Lines holding the string "TAIR" are the ones to copy; find them all in the data.
** Start of RECORDS FOR THIS EXERCISE **
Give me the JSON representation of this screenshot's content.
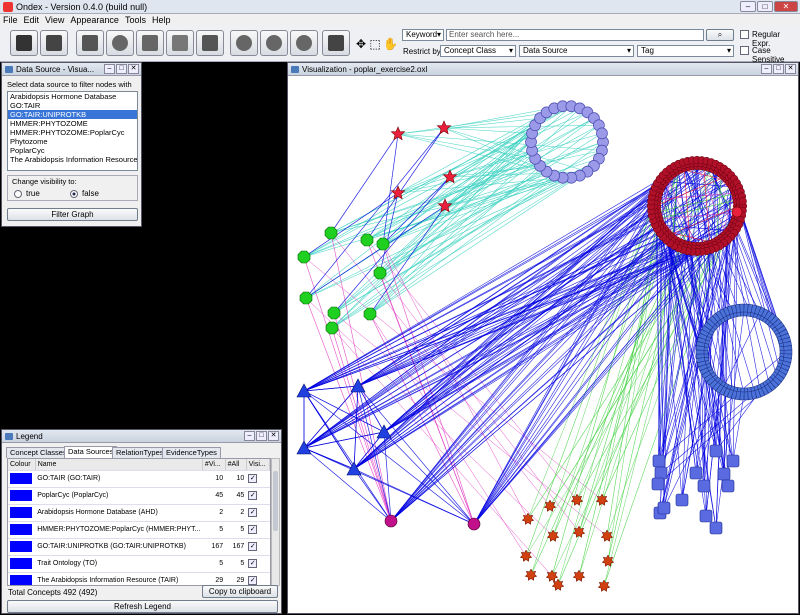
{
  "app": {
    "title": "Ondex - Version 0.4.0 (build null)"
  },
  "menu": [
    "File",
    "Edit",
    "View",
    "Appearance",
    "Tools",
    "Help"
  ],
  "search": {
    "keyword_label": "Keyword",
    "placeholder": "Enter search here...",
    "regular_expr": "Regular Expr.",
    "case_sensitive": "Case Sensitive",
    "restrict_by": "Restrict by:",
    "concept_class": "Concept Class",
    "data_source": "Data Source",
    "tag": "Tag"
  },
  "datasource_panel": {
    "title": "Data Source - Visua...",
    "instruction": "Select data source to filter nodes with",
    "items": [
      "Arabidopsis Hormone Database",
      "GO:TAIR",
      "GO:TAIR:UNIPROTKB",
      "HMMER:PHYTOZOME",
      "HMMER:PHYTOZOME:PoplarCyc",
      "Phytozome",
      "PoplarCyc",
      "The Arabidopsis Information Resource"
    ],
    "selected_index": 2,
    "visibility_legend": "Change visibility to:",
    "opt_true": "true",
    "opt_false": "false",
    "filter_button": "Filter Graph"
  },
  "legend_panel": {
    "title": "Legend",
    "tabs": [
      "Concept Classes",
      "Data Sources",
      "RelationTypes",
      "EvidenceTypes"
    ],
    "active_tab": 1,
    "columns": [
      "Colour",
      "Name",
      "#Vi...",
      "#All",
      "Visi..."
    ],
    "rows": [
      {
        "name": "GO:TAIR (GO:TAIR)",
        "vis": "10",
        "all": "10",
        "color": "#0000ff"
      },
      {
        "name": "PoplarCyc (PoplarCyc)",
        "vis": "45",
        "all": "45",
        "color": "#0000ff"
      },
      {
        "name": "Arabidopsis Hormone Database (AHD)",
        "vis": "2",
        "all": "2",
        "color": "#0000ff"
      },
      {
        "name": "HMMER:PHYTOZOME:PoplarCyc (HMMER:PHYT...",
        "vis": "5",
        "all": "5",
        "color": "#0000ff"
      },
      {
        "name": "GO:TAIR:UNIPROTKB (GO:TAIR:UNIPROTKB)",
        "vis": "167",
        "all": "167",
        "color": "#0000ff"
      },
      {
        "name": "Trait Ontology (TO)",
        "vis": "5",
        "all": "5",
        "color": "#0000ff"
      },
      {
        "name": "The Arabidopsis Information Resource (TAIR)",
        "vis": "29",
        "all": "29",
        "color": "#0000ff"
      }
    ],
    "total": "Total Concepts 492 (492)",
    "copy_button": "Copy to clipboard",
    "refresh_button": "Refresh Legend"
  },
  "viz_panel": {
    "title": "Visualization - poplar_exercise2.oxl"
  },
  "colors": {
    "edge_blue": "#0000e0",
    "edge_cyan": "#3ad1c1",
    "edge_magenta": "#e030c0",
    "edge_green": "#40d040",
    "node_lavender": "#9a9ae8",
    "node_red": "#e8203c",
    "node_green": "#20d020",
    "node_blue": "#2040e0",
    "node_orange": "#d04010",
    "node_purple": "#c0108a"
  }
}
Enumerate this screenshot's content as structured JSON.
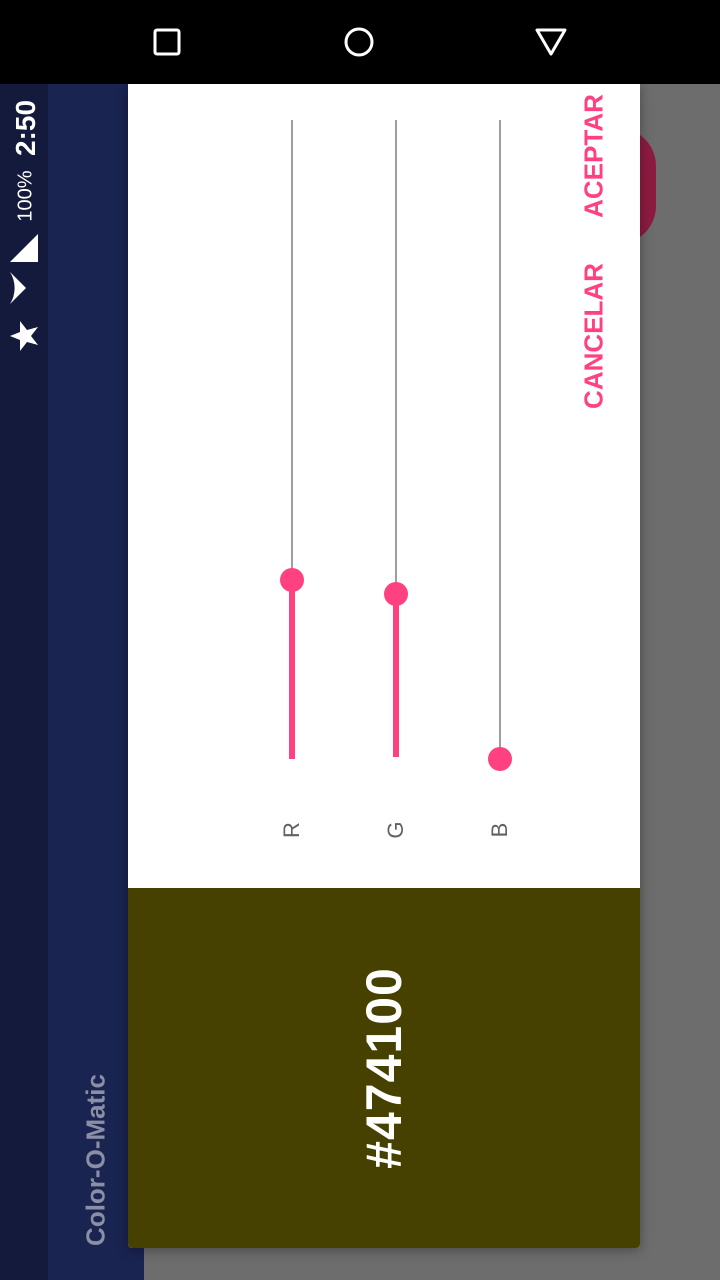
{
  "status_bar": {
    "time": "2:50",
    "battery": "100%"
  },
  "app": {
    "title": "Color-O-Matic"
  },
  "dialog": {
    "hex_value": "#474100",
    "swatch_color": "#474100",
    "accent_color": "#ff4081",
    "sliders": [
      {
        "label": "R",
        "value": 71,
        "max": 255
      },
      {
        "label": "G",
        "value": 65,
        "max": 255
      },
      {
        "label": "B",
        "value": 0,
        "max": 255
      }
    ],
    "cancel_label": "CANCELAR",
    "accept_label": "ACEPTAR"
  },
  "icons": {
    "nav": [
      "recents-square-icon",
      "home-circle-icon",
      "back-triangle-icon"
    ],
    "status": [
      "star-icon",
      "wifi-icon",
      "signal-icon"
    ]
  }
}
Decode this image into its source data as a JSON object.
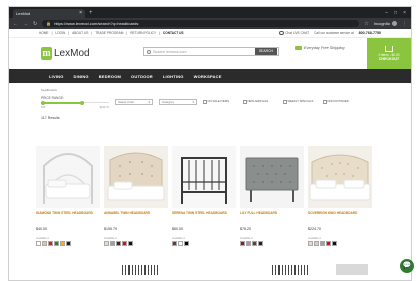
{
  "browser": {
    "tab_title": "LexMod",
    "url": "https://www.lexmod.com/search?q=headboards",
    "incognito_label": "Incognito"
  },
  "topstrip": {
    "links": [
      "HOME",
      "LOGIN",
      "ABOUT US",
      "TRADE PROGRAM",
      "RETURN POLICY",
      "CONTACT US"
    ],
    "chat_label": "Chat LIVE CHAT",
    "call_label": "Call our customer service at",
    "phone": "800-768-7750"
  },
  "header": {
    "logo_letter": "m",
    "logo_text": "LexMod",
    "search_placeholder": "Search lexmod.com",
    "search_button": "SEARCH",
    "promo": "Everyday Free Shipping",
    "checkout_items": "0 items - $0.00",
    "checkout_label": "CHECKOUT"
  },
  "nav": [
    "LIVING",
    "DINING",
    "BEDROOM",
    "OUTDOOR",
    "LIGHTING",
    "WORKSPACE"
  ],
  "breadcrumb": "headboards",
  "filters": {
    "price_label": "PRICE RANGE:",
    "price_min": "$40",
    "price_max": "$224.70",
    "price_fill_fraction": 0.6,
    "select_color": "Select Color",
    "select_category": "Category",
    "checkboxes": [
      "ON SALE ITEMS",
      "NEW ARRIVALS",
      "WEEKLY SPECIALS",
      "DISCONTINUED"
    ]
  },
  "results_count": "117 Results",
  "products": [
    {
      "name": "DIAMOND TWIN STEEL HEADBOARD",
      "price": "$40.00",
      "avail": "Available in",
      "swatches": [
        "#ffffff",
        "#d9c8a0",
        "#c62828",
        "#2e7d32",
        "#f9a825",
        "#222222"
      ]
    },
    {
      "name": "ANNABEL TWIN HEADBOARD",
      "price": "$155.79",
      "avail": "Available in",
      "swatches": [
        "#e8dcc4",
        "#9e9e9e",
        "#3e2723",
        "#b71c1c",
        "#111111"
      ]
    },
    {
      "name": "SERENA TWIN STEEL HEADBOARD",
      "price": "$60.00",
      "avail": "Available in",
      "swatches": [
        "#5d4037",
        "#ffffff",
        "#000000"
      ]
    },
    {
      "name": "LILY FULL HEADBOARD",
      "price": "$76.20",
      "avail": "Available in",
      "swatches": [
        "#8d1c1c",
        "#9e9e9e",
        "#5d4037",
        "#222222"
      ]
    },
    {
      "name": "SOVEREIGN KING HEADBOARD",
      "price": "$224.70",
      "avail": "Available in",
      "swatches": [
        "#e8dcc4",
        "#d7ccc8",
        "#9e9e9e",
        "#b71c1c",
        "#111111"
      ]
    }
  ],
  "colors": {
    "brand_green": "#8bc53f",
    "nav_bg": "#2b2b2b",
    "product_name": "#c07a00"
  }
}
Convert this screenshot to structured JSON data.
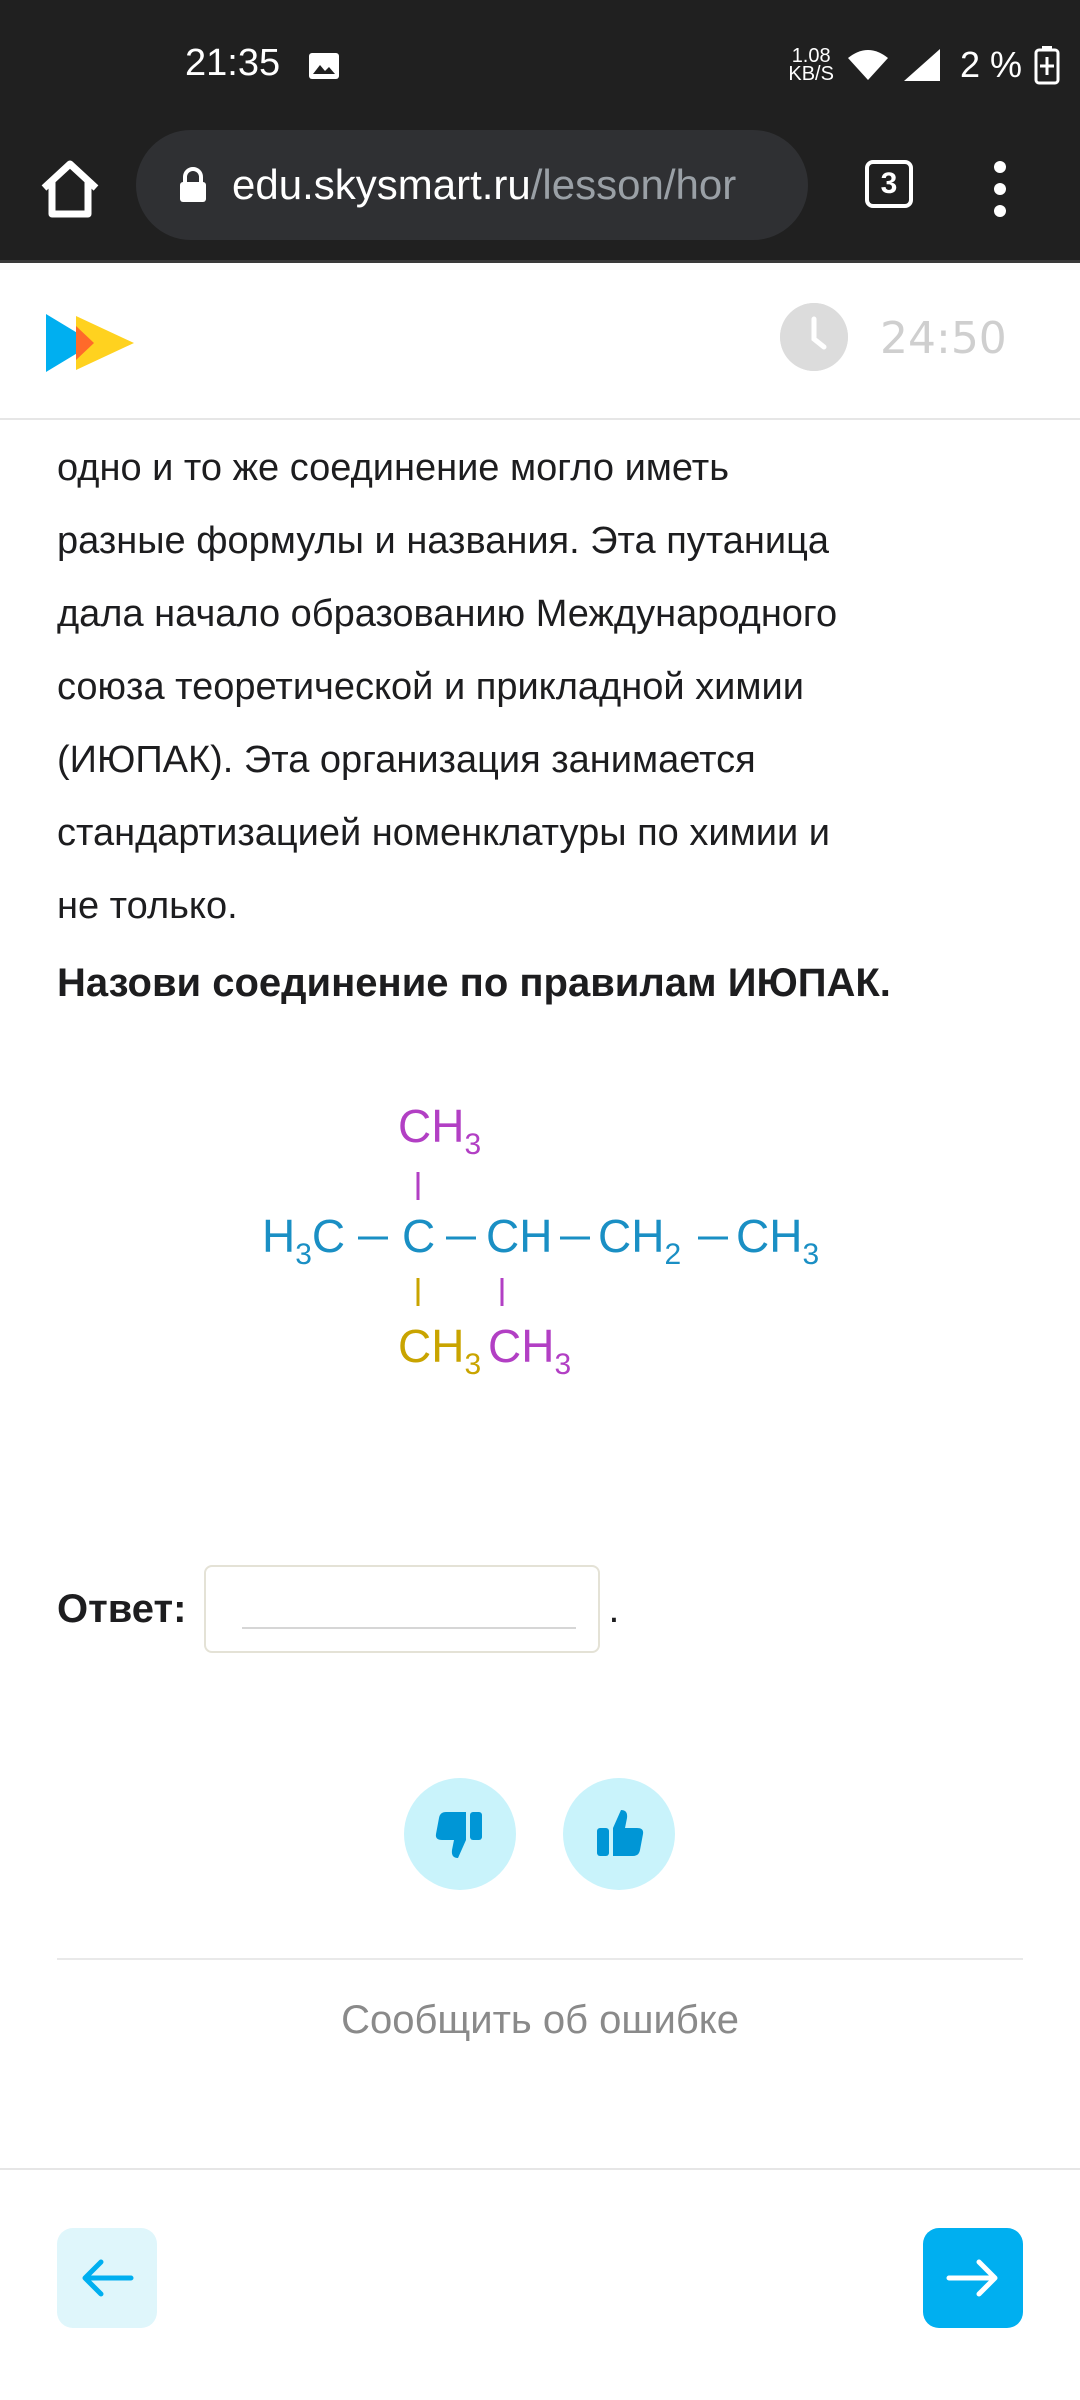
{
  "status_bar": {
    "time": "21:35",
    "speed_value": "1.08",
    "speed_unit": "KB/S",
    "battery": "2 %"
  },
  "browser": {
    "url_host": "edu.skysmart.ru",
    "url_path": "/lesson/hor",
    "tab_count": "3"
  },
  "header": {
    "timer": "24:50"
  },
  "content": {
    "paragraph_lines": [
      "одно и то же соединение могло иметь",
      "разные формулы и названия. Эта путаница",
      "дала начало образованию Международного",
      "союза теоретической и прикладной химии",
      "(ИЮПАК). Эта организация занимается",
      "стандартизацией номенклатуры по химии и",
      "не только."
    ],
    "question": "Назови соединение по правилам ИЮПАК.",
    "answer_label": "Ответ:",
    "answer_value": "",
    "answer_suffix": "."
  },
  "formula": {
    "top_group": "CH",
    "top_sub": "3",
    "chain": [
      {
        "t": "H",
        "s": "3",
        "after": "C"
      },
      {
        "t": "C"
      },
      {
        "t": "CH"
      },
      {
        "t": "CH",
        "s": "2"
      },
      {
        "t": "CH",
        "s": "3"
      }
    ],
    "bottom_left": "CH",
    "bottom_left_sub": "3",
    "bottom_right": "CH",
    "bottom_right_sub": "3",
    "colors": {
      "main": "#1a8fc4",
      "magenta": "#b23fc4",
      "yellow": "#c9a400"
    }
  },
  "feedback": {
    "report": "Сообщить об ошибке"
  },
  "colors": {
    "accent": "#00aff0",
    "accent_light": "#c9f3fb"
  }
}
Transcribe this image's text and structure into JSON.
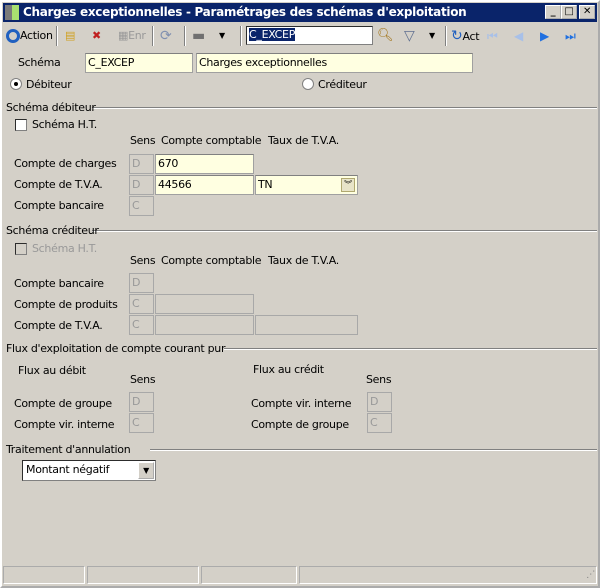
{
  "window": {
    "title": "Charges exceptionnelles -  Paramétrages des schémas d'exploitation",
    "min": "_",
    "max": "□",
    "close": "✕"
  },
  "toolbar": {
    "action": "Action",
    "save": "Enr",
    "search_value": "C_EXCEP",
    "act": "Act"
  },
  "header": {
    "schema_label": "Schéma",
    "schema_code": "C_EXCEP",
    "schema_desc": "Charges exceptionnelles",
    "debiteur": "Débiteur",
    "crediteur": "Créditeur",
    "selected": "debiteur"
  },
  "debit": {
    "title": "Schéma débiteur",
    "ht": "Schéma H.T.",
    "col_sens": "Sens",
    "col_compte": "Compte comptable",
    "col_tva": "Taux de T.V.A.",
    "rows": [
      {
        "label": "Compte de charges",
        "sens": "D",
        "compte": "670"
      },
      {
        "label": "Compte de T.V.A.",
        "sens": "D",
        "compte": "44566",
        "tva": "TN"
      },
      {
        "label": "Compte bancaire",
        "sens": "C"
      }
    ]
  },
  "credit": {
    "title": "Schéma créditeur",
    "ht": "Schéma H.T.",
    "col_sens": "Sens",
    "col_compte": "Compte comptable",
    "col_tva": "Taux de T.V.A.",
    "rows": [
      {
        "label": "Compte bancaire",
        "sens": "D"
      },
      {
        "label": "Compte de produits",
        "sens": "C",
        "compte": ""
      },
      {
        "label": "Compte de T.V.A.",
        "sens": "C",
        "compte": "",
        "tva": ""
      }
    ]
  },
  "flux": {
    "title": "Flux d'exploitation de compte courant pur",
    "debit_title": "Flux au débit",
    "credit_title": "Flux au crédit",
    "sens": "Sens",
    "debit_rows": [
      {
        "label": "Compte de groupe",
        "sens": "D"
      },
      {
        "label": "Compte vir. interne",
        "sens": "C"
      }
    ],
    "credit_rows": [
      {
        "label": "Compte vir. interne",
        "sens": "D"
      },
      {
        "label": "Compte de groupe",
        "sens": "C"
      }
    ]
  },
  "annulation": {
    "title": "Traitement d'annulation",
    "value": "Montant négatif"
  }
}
** End of RECORDS FOR THIS EXERCISE **
_OUTPUT OF THE EXERCISE_
      "GO:TAIR",
      "GO:TAIR:UNIPROTKB",
        "name": "GO:TAIR (GO:TAIR)",
        "name": "GO:TAIR:UNIPROTKB (GO:TAIR:UNIPROTKB)",
        "name": "The Arabidopsis Information Resource (TAIR)",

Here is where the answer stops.